╭─ Listing

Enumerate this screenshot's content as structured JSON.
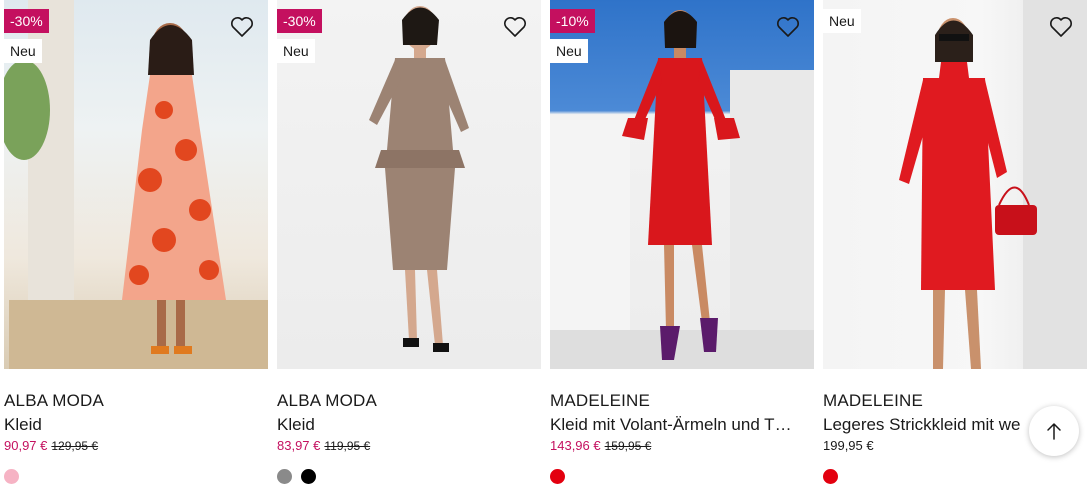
{
  "products": [
    {
      "brand": "ALBA MODA",
      "title": "Kleid",
      "price": "90,97 €",
      "old_price": "129,95 €",
      "on_sale": true,
      "discount": "-30%",
      "new_label": "Neu",
      "swatches": [
        "#f6b3c4"
      ]
    },
    {
      "brand": "ALBA MODA",
      "title": "Kleid",
      "price": "83,97 €",
      "old_price": "119,95 €",
      "on_sale": true,
      "discount": "-30%",
      "new_label": "Neu",
      "swatches": [
        "#8a8a8a",
        "#000000"
      ]
    },
    {
      "brand": "MADELEINE",
      "title": "Kleid mit Volant-Ärmeln und T…",
      "price": "143,96 €",
      "old_price": "159,95 €",
      "on_sale": true,
      "discount": "-10%",
      "new_label": "Neu",
      "swatches": [
        "#e3000f"
      ]
    },
    {
      "brand": "MADELEINE",
      "title": "Legeres Strickkleid mit we",
      "price": "199,95 €",
      "old_price": "",
      "on_sale": false,
      "discount": "",
      "new_label": "Neu",
      "swatches": [
        "#e3000f"
      ]
    }
  ],
  "icons": {
    "wishlist": "heart-outline-icon",
    "scroll_top": "arrow-up-icon"
  },
  "colors": {
    "sale": "#c4105f",
    "text": "#1a1a1a"
  }
}
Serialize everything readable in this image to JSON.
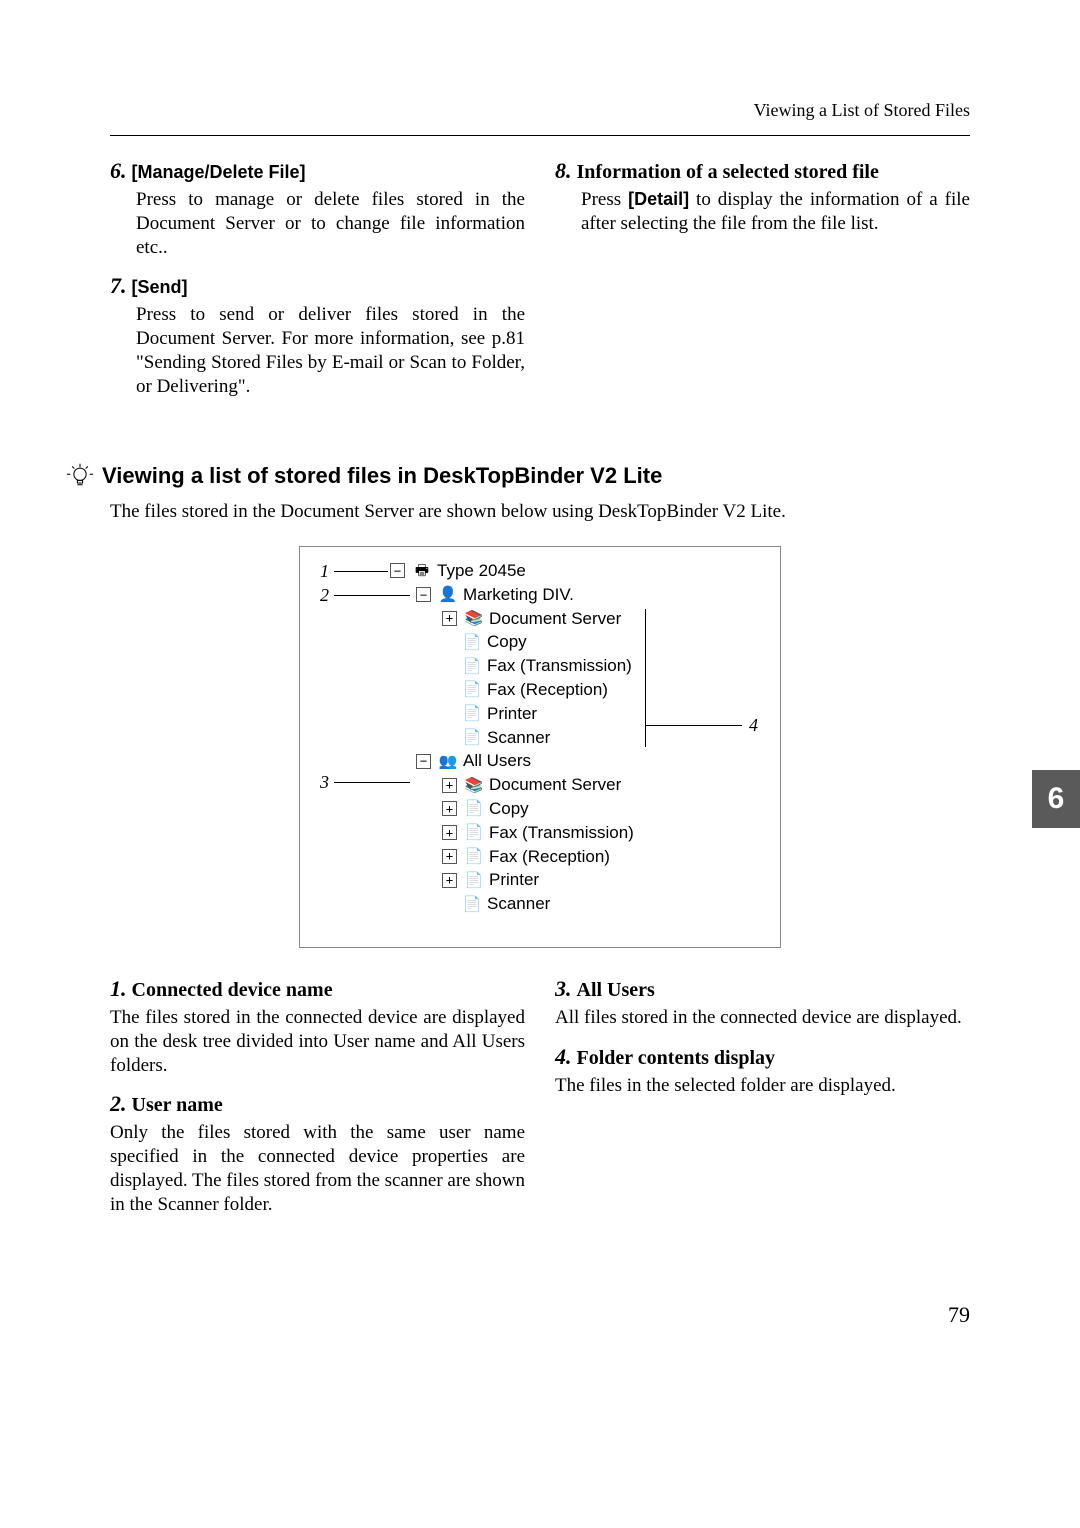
{
  "header": {
    "running": "Viewing a List of Stored Files"
  },
  "upper": {
    "left": [
      {
        "num": "6.",
        "label_style": "sans",
        "label": "[Manage/Delete File]",
        "body": "Press to manage or delete files stored in the Document Server or to change file information etc.."
      },
      {
        "num": "7.",
        "label_style": "sans",
        "label": "[Send]",
        "body": "Press to send or deliver files stored in the Document Server. For more information, see p.81 \"Sending Stored Files by E-mail or Scan to Folder, or Delivering\"."
      }
    ],
    "right": [
      {
        "num": "8.",
        "label_style": "serif",
        "label": "Information of a selected stored file",
        "body_prefix": "Press ",
        "body_bold": "[Detail]",
        "body_suffix": " to display the information of a file after selecting the file from the file list."
      }
    ]
  },
  "section": {
    "title": "Viewing a list of stored files in DeskTopBinder V2 Lite",
    "intro": "The files stored in the Document Server are shown below using DeskTopBinder V2 Lite."
  },
  "figure": {
    "callouts": {
      "c1": "1",
      "c2": "2",
      "c3": "3",
      "c4": "4"
    },
    "tree": {
      "root": "Type 2045e",
      "n1": "Marketing DIV.",
      "n1_children": [
        "Document Server",
        "Copy",
        "Fax (Transmission)",
        "Fax (Reception)",
        "Printer",
        "Scanner"
      ],
      "n2": "All Users",
      "n2_children": [
        "Document Server",
        "Copy",
        "Fax (Transmission)",
        "Fax (Reception)",
        "Printer",
        "Scanner"
      ]
    }
  },
  "lower": {
    "left": [
      {
        "num": "1.",
        "label": "Connected device name",
        "body": "The files stored in the connected device are displayed on the desk tree divided into User name and All Users folders."
      },
      {
        "num": "2.",
        "label": "User name",
        "body": "Only the files stored with the same user name specified in the connected device properties are displayed. The files stored from the scanner are shown in the Scanner folder."
      }
    ],
    "right": [
      {
        "num": "3.",
        "label": "All Users",
        "body": "All files stored in the connected device are displayed."
      },
      {
        "num": "4.",
        "label": "Folder contents display",
        "body": "The files in the selected folder are displayed."
      }
    ]
  },
  "sideTab": "6",
  "pageNumber": "79"
}
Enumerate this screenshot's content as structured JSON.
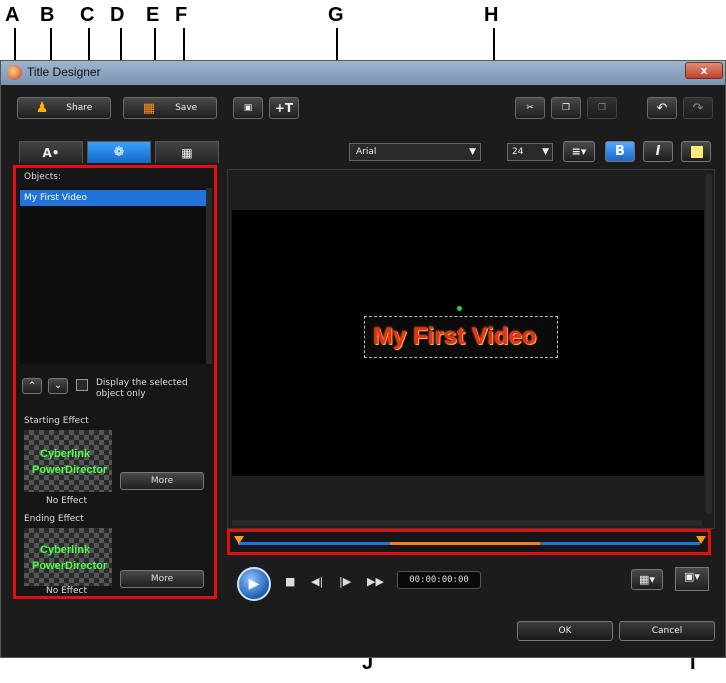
{
  "callouts": [
    "A",
    "B",
    "C",
    "D",
    "E",
    "F",
    "G",
    "H",
    "I",
    "J"
  ],
  "window": {
    "title": "Title Designer",
    "close_label": "x"
  },
  "toolbar": {
    "share_label": "Share",
    "save_label": "Save"
  },
  "objects": {
    "header": "Objects:",
    "items": [
      "My First Video"
    ]
  },
  "display_selected_label": "Display the selected object only",
  "starting_effect": {
    "label": "Starting Effect",
    "thumb_line1": "Cyberlink",
    "thumb_line2": "PowerDirector",
    "value": "No Effect",
    "more_label": "More"
  },
  "ending_effect": {
    "label": "Ending Effect",
    "thumb_line1": "Cyberlink",
    "thumb_line2": "PowerDirector",
    "value": "No Effect",
    "more_label": "More"
  },
  "format": {
    "font": "Arial",
    "size": "24",
    "bold": "B",
    "italic": "I"
  },
  "preview": {
    "title_text": "My First Video"
  },
  "timecode": "00:00:00:00",
  "dialog": {
    "ok_label": "OK",
    "cancel_label": "Cancel"
  },
  "colors": {
    "accent": "#1e74d8",
    "highlight": "#e01010",
    "title_red": "#e8301c",
    "title_orange": "#ff9a2a"
  }
}
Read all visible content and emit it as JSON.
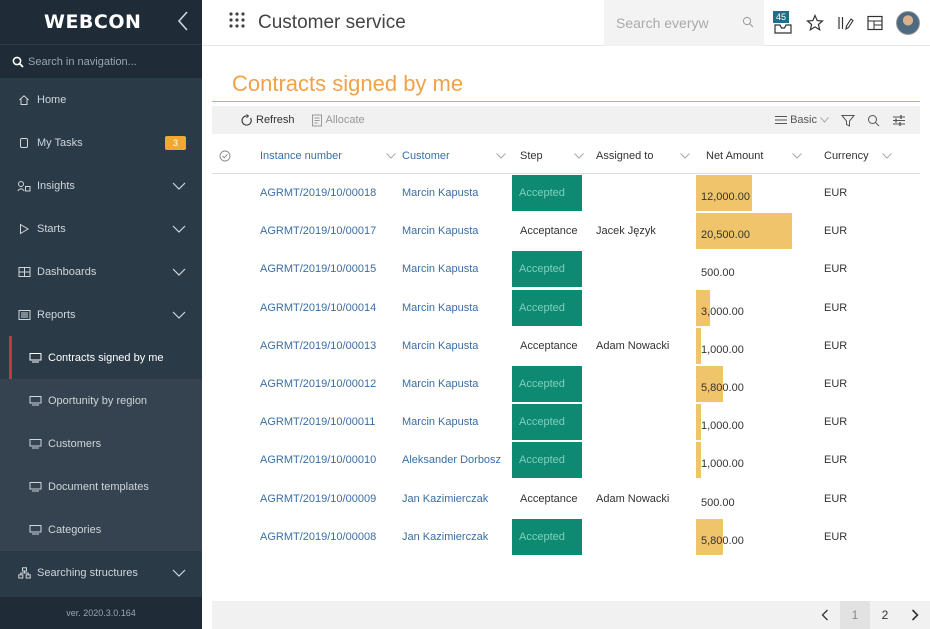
{
  "brand": {
    "logo": "WEBCON"
  },
  "nav": {
    "search_placeholder": "Search in navigation...",
    "items": [
      {
        "label": "Home",
        "icon": "home-icon"
      },
      {
        "label": "My Tasks",
        "icon": "tasks-icon",
        "badge": "3"
      },
      {
        "label": "Insights",
        "icon": "insights-icon"
      },
      {
        "label": "Starts",
        "icon": "play-icon"
      },
      {
        "label": "Dashboards",
        "icon": "dashboard-icon"
      },
      {
        "label": "Reports",
        "icon": "reports-icon"
      }
    ],
    "reports": [
      {
        "label": "Contracts signed by me",
        "active": true
      },
      {
        "label": "Oportunity by region"
      },
      {
        "label": "Customers"
      },
      {
        "label": "Document templates"
      },
      {
        "label": "Categories"
      }
    ],
    "searching": "Searching structures",
    "version": "ver. 2020.3.0.164"
  },
  "header": {
    "title": "Customer service",
    "search_placeholder": "Search everyw",
    "notifications": "45"
  },
  "page": {
    "title": "Contracts signed by me"
  },
  "toolbar": {
    "refresh": "Refresh",
    "allocate": "Allocate",
    "view": "Basic"
  },
  "columns": {
    "instance": "Instance number",
    "customer": "Customer",
    "step": "Step",
    "assigned": "Assigned to",
    "net": "Net Amount",
    "currency": "Currency"
  },
  "rows": [
    {
      "instance": "AGRMT/2019/10/00018",
      "customer": "Marcin Kapusta",
      "step": "Accepted",
      "accepted": true,
      "assigned": "",
      "net": "12,000.00",
      "net_value": 12000,
      "currency": "EUR"
    },
    {
      "instance": "AGRMT/2019/10/00017",
      "customer": "Marcin Kapusta",
      "step": "Acceptance",
      "accepted": false,
      "assigned": "Jacek Język",
      "net": "20,500.00",
      "net_value": 20500,
      "currency": "EUR"
    },
    {
      "instance": "AGRMT/2019/10/00015",
      "customer": "Marcin Kapusta",
      "step": "Accepted",
      "accepted": true,
      "assigned": "",
      "net": "500.00",
      "net_value": 500,
      "currency": "EUR"
    },
    {
      "instance": "AGRMT/2019/10/00014",
      "customer": "Marcin Kapusta",
      "step": "Accepted",
      "accepted": true,
      "assigned": "",
      "net": "3,000.00",
      "net_value": 3000,
      "currency": "EUR"
    },
    {
      "instance": "AGRMT/2019/10/00013",
      "customer": "Marcin Kapusta",
      "step": "Acceptance",
      "accepted": false,
      "assigned": "Adam Nowacki",
      "net": "1,000.00",
      "net_value": 1000,
      "currency": "EUR"
    },
    {
      "instance": "AGRMT/2019/10/00012",
      "customer": "Marcin Kapusta",
      "step": "Accepted",
      "accepted": true,
      "assigned": "",
      "net": "5,800.00",
      "net_value": 5800,
      "currency": "EUR"
    },
    {
      "instance": "AGRMT/2019/10/00011",
      "customer": "Marcin Kapusta",
      "step": "Accepted",
      "accepted": true,
      "assigned": "",
      "net": "1,000.00",
      "net_value": 1000,
      "currency": "EUR"
    },
    {
      "instance": "AGRMT/2019/10/00010",
      "customer": "Aleksander Dorbosz",
      "step": "Accepted",
      "accepted": true,
      "assigned": "",
      "net": "1,000.00",
      "net_value": 1000,
      "currency": "EUR"
    },
    {
      "instance": "AGRMT/2019/10/00009",
      "customer": "Jan Kazimierczak",
      "step": "Acceptance",
      "accepted": false,
      "assigned": "Adam Nowacki",
      "net": "500.00",
      "net_value": 500,
      "currency": "EUR"
    },
    {
      "instance": "AGRMT/2019/10/00008",
      "customer": "Jan Kazimierczak",
      "step": "Accepted",
      "accepted": true,
      "assigned": "",
      "net": "5,800.00",
      "net_value": 5800,
      "currency": "EUR"
    }
  ],
  "net_max": 20500,
  "pager": {
    "current": "1",
    "next_page": "2"
  },
  "colors": {
    "accent": "#f0a24a",
    "accepted": "#0f8a72",
    "bar": "#f0c46a",
    "sidebar": "#2b3a47"
  }
}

╰─

• _What this task involves_
Determine the number of lines in the listing that contain the string "displayed". Write that number and nothing else.

• _Solution to the exercise_
4